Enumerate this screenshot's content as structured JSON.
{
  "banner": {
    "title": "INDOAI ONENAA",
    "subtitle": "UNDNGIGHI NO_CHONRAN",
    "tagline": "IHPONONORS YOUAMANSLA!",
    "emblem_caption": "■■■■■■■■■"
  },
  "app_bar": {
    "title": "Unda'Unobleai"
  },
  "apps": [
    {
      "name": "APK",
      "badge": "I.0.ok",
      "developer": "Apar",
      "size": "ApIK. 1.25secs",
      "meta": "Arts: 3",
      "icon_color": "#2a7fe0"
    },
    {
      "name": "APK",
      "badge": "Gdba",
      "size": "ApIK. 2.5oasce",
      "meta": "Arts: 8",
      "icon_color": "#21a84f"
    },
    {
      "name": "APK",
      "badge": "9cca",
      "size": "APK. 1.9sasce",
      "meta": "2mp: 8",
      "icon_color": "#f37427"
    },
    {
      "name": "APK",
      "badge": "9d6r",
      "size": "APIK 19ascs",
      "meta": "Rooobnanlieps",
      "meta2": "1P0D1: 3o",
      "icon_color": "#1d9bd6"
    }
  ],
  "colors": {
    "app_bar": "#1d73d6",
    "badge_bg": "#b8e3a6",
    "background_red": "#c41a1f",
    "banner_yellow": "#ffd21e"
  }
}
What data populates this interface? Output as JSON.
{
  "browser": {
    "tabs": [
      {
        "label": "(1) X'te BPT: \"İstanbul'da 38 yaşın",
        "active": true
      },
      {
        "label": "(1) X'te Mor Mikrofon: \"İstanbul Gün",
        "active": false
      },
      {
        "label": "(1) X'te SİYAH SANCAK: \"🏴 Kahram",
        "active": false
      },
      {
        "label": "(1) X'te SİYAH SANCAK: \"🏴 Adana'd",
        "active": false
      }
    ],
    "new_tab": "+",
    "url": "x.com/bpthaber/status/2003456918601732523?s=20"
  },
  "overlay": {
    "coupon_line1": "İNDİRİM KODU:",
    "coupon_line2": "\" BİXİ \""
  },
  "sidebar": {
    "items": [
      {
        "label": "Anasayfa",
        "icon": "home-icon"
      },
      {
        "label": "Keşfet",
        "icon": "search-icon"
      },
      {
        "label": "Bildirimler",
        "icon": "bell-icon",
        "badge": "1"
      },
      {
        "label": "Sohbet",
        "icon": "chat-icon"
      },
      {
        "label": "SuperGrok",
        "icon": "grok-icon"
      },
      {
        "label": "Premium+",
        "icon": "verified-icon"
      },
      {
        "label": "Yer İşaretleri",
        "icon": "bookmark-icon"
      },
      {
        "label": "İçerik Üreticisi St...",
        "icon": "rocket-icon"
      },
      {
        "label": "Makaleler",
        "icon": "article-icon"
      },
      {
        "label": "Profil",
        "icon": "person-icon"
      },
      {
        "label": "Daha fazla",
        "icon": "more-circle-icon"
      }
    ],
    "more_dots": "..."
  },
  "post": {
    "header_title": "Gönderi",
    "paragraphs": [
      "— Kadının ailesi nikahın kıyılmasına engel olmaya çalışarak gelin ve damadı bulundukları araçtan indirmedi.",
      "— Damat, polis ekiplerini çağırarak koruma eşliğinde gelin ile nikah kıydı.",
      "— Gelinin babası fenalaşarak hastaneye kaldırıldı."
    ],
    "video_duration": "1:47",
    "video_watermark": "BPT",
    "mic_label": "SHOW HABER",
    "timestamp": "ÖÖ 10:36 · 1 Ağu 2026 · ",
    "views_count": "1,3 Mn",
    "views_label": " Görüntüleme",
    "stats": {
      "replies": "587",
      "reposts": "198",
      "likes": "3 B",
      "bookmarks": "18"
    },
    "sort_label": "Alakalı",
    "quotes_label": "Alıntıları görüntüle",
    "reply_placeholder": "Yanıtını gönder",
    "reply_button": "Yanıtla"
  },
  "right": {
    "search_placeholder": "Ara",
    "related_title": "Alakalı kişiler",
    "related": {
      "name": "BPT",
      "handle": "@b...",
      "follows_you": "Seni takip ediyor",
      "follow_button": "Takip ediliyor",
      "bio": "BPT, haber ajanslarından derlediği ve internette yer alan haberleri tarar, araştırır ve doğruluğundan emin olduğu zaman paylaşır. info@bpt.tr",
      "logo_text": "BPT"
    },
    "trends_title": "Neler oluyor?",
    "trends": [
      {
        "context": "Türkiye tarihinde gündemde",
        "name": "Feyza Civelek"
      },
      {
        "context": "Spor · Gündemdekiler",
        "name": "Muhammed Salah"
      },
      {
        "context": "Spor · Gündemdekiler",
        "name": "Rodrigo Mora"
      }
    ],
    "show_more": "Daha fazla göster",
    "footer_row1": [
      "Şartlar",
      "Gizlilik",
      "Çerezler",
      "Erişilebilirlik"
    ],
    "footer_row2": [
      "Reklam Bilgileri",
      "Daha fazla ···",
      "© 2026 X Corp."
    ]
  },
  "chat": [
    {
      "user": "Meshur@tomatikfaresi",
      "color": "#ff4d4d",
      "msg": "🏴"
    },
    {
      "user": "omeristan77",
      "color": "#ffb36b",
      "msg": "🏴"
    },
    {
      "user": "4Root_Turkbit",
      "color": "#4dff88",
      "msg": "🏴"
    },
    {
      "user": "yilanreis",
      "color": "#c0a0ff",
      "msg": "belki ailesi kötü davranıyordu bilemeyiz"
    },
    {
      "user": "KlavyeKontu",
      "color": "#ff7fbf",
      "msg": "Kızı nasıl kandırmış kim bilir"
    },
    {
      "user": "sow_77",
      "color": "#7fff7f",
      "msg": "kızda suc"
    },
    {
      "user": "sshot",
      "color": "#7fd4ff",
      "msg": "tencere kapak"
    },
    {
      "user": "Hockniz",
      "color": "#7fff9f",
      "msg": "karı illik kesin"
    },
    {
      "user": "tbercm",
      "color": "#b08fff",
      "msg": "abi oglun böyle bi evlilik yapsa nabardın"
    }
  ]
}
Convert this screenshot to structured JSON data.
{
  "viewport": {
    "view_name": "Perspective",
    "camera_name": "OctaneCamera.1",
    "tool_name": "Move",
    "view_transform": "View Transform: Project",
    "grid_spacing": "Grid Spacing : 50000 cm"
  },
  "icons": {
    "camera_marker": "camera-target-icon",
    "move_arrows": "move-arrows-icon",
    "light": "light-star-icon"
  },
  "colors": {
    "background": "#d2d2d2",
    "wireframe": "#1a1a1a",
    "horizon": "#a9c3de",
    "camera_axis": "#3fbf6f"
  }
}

═══

§ Task to carry out
Reproduce, exactly and with nothing added, the lines from the one that includes "Convert this screenshot" through the last line of the material.

§ Exercise answer
Convert this screenshot to structured JSON data.
{
  "viewport": {
    "view_name": "Perspective",
    "camera_name": "OctaneCamera.1",
    "tool_name": "Move",
    "view_transform": "View Transform: Project",
    "grid_spacing": "Grid Spacing : 50000 cm"
  },
  "icons": {
    "camera_marker": "camera-target-icon",
    "move_arrows": "move-arrows-icon",
    "light": "light-star-icon"
  },
  "colors": {
    "background": "#d2d2d2",
    "wireframe": "#1a1a1a",
    "horizon": "#a9c3de",
    "camera_axis": "#3fbf6f"
  }
}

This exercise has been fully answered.